● **What you need to do**: Can you put every line of the records below into a Markdown table with two columns, Row for a running number and Line for the line itself, leaving out blank lines?

● **Source material**:
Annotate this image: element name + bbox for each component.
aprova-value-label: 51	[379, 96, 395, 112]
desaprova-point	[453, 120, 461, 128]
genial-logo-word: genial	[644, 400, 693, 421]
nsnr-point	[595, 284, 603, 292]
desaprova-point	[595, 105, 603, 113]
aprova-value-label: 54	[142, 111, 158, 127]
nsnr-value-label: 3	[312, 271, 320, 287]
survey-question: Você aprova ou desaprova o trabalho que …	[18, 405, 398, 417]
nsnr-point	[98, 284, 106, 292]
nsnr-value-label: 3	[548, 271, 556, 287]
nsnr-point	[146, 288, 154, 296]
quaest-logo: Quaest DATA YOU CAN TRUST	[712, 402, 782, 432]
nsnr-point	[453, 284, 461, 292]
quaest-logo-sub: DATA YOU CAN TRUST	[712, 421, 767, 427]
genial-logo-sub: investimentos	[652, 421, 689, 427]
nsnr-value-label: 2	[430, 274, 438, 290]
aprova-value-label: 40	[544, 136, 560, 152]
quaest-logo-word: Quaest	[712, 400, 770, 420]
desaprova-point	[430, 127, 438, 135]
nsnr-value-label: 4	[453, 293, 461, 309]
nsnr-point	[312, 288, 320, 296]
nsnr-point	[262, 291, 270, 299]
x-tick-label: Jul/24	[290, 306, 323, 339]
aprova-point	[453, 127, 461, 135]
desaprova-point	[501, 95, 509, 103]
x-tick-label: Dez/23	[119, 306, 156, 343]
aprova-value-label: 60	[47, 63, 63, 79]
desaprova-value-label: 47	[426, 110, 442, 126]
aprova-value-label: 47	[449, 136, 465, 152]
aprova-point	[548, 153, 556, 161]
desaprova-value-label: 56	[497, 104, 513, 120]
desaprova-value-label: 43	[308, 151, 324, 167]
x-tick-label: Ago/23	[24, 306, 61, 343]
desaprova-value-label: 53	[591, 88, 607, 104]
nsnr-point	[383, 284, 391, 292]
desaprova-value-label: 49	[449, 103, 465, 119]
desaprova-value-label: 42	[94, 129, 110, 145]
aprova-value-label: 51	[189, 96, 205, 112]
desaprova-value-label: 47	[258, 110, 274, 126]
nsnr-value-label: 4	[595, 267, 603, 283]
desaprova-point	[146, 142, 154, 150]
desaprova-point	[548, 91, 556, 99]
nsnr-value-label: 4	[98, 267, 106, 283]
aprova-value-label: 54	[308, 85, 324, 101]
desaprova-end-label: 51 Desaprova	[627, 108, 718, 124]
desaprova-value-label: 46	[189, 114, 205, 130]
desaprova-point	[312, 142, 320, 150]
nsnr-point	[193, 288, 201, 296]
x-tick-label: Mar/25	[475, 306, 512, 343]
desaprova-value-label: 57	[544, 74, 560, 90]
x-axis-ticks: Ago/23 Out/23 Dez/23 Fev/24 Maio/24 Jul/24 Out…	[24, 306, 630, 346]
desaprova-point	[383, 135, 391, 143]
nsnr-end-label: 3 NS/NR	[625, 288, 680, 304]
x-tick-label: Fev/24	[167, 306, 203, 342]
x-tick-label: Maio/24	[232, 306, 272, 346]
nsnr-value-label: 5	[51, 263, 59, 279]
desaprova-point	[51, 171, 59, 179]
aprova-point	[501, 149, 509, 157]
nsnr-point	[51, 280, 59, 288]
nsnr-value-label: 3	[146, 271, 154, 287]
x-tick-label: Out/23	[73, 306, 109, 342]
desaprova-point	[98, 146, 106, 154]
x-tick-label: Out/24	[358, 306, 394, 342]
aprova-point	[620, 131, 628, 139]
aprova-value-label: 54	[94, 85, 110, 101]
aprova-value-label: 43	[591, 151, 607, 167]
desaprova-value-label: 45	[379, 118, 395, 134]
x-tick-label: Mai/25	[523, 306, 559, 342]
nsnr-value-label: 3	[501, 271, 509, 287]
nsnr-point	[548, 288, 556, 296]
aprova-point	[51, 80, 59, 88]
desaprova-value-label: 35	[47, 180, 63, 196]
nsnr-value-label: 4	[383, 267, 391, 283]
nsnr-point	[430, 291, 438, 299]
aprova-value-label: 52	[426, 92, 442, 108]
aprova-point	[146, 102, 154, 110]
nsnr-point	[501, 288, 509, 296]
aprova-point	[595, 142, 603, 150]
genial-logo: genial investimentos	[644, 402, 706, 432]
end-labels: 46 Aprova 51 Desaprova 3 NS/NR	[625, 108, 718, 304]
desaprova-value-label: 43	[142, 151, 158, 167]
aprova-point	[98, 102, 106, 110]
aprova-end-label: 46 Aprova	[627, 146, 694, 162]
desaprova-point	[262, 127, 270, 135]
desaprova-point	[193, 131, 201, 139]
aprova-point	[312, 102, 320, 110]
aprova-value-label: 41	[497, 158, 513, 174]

● **Solution for this exercise**:
| Row | Line |
|---|---|
| 1 | Annotate this image: element name + bbox for each component. |
| 2 | aprova-value-label: 51	[379, 96, 395, 112] |
| 3 | desaprova-point	[453, 120, 461, 128] |
| 4 | genial-logo-word: genial	[644, 400, 693, 421] |
| 5 | nsnr-point	[595, 284, 603, 292] |
| 6 | desaprova-point	[595, 105, 603, 113] |
| 7 | aprova-value-label: 54	[142, 111, 158, 127] |
| 8 | nsnr-value-label: 3	[312, 271, 320, 287] |
| 9 | survey-question: Você aprova ou desaprova o trabalho que …	[18, 405, 398, 417] |
| 10 | nsnr-point	[98, 284, 106, 292] |
| 11 | nsnr-value-label: 3	[548, 271, 556, 287] |
| 12 | nsnr-point	[146, 288, 154, 296] |
| 13 | quaest-logo: Quaest DATA YOU CAN TRUST	[712, 402, 782, 432] |
| 14 | nsnr-point	[453, 284, 461, 292] |
| 15 | quaest-logo-sub: DATA YOU CAN TRUST	[712, 421, 767, 427] |
| 16 | genial-logo-sub: investimentos	[652, 421, 689, 427] |
| 17 | nsnr-value-label: 2	[430, 274, 438, 290] |
| 18 | aprova-value-label: 40	[544, 136, 560, 152] |
| 19 | quaest-logo-word: Quaest	[712, 400, 770, 420] |
| 20 | desaprova-point	[430, 127, 438, 135] |
| 21 | nsnr-value-label: 4	[453, 293, 461, 309] |
| 22 | nsnr-point	[312, 288, 320, 296] |
| 23 | nsnr-point	[262, 291, 270, 299] |
| 24 | x-tick-label: Jul/24	[290, 306, 323, 339] |
| 25 | aprova-point	[453, 127, 461, 135] |
| 26 | desaprova-point	[501, 95, 509, 103] |
| 27 | x-tick-label: Dez/23	[119, 306, 156, 343] |
| 28 | aprova-value-label: 60	[47, 63, 63, 79] |
| 29 | desaprova-value-label: 47	[426, 110, 442, 126] |
| 30 | aprova-value-label: 47	[449, 136, 465, 152] |
| 31 | aprova-point	[548, 153, 556, 161] |
| 32 | desaprova-value-label: 56	[497, 104, 513, 120] |
| 33 | desaprova-value-label: 43	[308, 151, 324, 167] |
| 34 | x-tick-label: Ago/23	[24, 306, 61, 343] |
| 35 | desaprova-value-label: 53	[591, 88, 607, 104] |
| 36 | nsnr-point	[383, 284, 391, 292] |
| 37 | desaprova-value-label: 49	[449, 103, 465, 119] |
| 38 | desaprova-value-label: 42	[94, 129, 110, 145] |
| 39 | aprova-value-label: 51	[189, 96, 205, 112] |
| 40 | desaprova-value-label: 47	[258, 110, 274, 126] |
| 41 | nsnr-value-label: 4	[595, 267, 603, 283] |
| 42 | desaprova-point	[146, 142, 154, 150] |
| 43 | desaprova-point	[548, 91, 556, 99] |
| 44 | nsnr-value-label: 4	[98, 267, 106, 283] |
| 45 | aprova-value-label: 54	[308, 85, 324, 101] |
| 46 | desaprova-end-label: 51 Desaprova	[627, 108, 718, 124] |
| 47 | desaprova-value-label: 46	[189, 114, 205, 130] |
| 48 | desaprova-point	[312, 142, 320, 150] |
| 49 | nsnr-point	[193, 288, 201, 296] |
| 50 | x-tick-label: Mar/25	[475, 306, 512, 343] |
| 51 | desaprova-value-label: 57	[544, 74, 560, 90] |
| 52 | x-axis-ticks: Ago/23 Out/23 Dez/23 Fev/24 Maio/24 Jul/24 Out…	[24, 306, 630, 346] |
| 53 | desaprova-point	[383, 135, 391, 143] |
| 54 | nsnr-end-label: 3 NS/NR	[625, 288, 680, 304] |
| 55 | x-tick-label: Fev/24	[167, 306, 203, 342] |
| 56 | x-tick-label: Maio/24	[232, 306, 272, 346] |
| 57 | nsnr-value-label: 5	[51, 263, 59, 279] |
| 58 | desaprova-point	[51, 171, 59, 179] |
| 59 | aprova-point	[501, 149, 509, 157] |
| 60 | nsnr-point	[51, 280, 59, 288] |
| 61 | nsnr-value-label: 3	[146, 271, 154, 287] |
| 62 | x-tick-label: Out/23	[73, 306, 109, 342] |
| 63 | desaprova-point	[98, 146, 106, 154] |
| 64 | x-tick-label: Out/24	[358, 306, 394, 342] |
| 65 | aprova-point	[620, 131, 628, 139] |
| 66 | aprova-value-label: 54	[94, 85, 110, 101] |
| 67 | aprova-value-label: 43	[591, 151, 607, 167] |
| 68 | desaprova-value-label: 45	[379, 118, 395, 134] |
| 69 | x-tick-label: Mai/25	[523, 306, 559, 342] |
| 70 | nsnr-value-label: 3	[501, 271, 509, 287] |
| 71 | nsnr-point	[548, 288, 556, 296] |
| 72 | aprova-point	[51, 80, 59, 88] |
| 73 | desaprova-value-label: 35	[47, 180, 63, 196] |
| 74 | nsnr-value-label: 4	[383, 267, 391, 283] |
| 75 | nsnr-point	[430, 291, 438, 299] |
| 76 | aprova-value-label: 52	[426, 92, 442, 108] |
| 77 | aprova-point	[146, 102, 154, 110] |
| 78 | nsnr-point	[501, 288, 509, 296] |
| 79 | aprova-point	[595, 142, 603, 150] |
| 80 | genial-logo: genial investimentos	[644, 402, 706, 432] |
| 81 | end-labels: 46 Aprova 51 Desaprova 3 NS/NR	[625, 108, 718, 304] |
| 82 | desaprova-value-label: 43	[142, 151, 158, 167] |
| 83 | aprova-point	[98, 102, 106, 110] |
| 84 | aprova-end-label: 46 Aprova	[627, 146, 694, 162] |
| 85 | desaprova-point	[262, 127, 270, 135] |
| 86 | desaprova-point	[193, 131, 201, 139] |
| 87 | aprova-point	[312, 102, 320, 110] |
| 88 | aprova-value-label: 41	[497, 158, 513, 174] |